# What to produce
Write the material out again in full, word for word. Do not include the pictures.

(Dataset items)
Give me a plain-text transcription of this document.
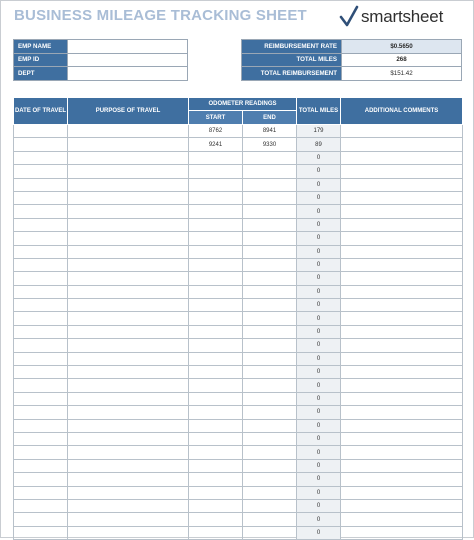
BUSINESS MILEAGE TRACKING SHEET	smartsheet
EMP NAME	
EMP ID	
DEPT	
REIMBURSEMENT RATE	$0.5650
TOTAL MILES	268
TOTAL REIMBURSEMENT	$151.42
DATE OF TRAVEL	PURPOSE OF TRAVEL	ODOMETER READINGS		TOTAL MILES	ADDITIONAL COMMENTS
		START	END		
		8762	8941	179	
		9241	9330	89	
				0	
				0	
				0	
				0	
				0	
				0	
				0	
				0	
				0	
				0	
				0	
				0	
				0	
				0	
				0	
				0	
				0	
				0	
				0	
				0	
				0	
				0	
				0	
				0	
				0	
				0	
				0	
				0	
				0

# Reply to the exercise
Give me a plain-text transcription of this document.
BUSINESS MILEAGE TRACKING SHEET	smartsheet
EMP NAME	
EMP ID	
DEPT	
REIMBURSEMENT RATE	$0.5650
TOTAL MILES	268
TOTAL REIMBURSEMENT	$151.42
DATE OF TRAVEL	PURPOSE OF TRAVEL	ODOMETER READINGS		TOTAL MILES	ADDITIONAL COMMENTS
		START	END		
		8762	8941	179	
		9241	9330	89	
				0	
				0	
				0	
				0	
				0	
				0	
				0	
				0	
				0	
				0	
				0	
				0	
				0	
				0	
				0	
				0	
				0	
				0	
				0	
				0	
				0	
				0	
				0	
				0	
				0	
				0	
				0	
				0	
				0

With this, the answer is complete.